| THE PROBLEM |
Edit the material below by changing "screenshot" to "diagram" and keeping everything else the same. Leave the pictures out.

| INPUT |
********
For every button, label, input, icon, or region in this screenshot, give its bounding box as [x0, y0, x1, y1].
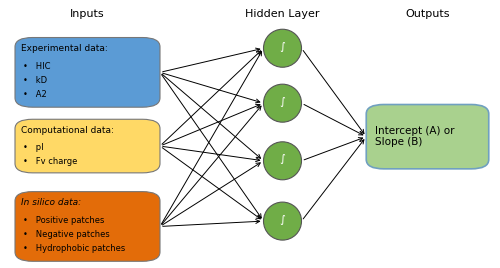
- Ellipse shape: [264, 29, 302, 67]
- Text: ∫: ∫: [280, 97, 285, 107]
- Text: •   pI: • pI: [24, 143, 44, 152]
- Text: Experimental data:: Experimental data:: [21, 44, 108, 53]
- Text: •   HIC: • HIC: [24, 62, 51, 71]
- Text: •   A2: • A2: [24, 90, 47, 99]
- Text: •   Fv charge: • Fv charge: [24, 157, 78, 166]
- Ellipse shape: [264, 202, 302, 240]
- Text: ∫: ∫: [280, 154, 285, 165]
- Text: •   Positive patches: • Positive patches: [24, 216, 105, 225]
- Text: Intercept (A) or
Slope (B): Intercept (A) or Slope (B): [375, 126, 455, 147]
- Text: Outputs: Outputs: [405, 9, 450, 19]
- Text: •   Negative patches: • Negative patches: [24, 230, 110, 239]
- Ellipse shape: [264, 84, 302, 122]
- Text: •   kD: • kD: [24, 76, 48, 85]
- Text: •   Hydrophobic patches: • Hydrophobic patches: [24, 244, 126, 253]
- Text: Computational data:: Computational data:: [21, 126, 114, 135]
- FancyBboxPatch shape: [15, 38, 160, 107]
- Text: Hidden Layer: Hidden Layer: [245, 9, 320, 19]
- FancyBboxPatch shape: [366, 105, 488, 169]
- Ellipse shape: [264, 142, 302, 180]
- Text: ∫: ∫: [280, 215, 285, 225]
- FancyBboxPatch shape: [15, 192, 160, 261]
- Text: Inputs: Inputs: [70, 9, 105, 19]
- Text: ∫: ∫: [280, 42, 285, 52]
- FancyBboxPatch shape: [15, 119, 160, 173]
- Text: In silico data:: In silico data:: [21, 198, 81, 207]
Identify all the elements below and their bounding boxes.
********
| THE RESPONSE |
For every button, label, input, icon, or region in this diagram, give its bounding box as [x0, y0, x1, y1].
- Ellipse shape: [264, 29, 302, 67]
- Text: ∫: ∫: [280, 97, 285, 107]
- Text: •   pI: • pI: [24, 143, 44, 152]
- Text: Experimental data:: Experimental data:: [21, 44, 108, 53]
- Text: •   HIC: • HIC: [24, 62, 51, 71]
- Text: •   A2: • A2: [24, 90, 47, 99]
- Text: •   Fv charge: • Fv charge: [24, 157, 78, 166]
- Ellipse shape: [264, 202, 302, 240]
- Text: ∫: ∫: [280, 154, 285, 165]
- Text: •   Positive patches: • Positive patches: [24, 216, 105, 225]
- Text: Intercept (A) or
Slope (B): Intercept (A) or Slope (B): [375, 126, 455, 147]
- Text: Outputs: Outputs: [405, 9, 450, 19]
- Text: •   Negative patches: • Negative patches: [24, 230, 110, 239]
- Ellipse shape: [264, 84, 302, 122]
- Text: •   kD: • kD: [24, 76, 48, 85]
- Text: •   Hydrophobic patches: • Hydrophobic patches: [24, 244, 126, 253]
- Text: Computational data:: Computational data:: [21, 126, 114, 135]
- FancyBboxPatch shape: [15, 38, 160, 107]
- Text: Hidden Layer: Hidden Layer: [245, 9, 320, 19]
- FancyBboxPatch shape: [366, 105, 488, 169]
- Ellipse shape: [264, 142, 302, 180]
- Text: ∫: ∫: [280, 215, 285, 225]
- FancyBboxPatch shape: [15, 192, 160, 261]
- Text: Inputs: Inputs: [70, 9, 105, 19]
- Text: ∫: ∫: [280, 42, 285, 52]
- FancyBboxPatch shape: [15, 119, 160, 173]
- Text: In silico data:: In silico data:: [21, 198, 81, 207]
Identify all the elements below and their bounding boxes.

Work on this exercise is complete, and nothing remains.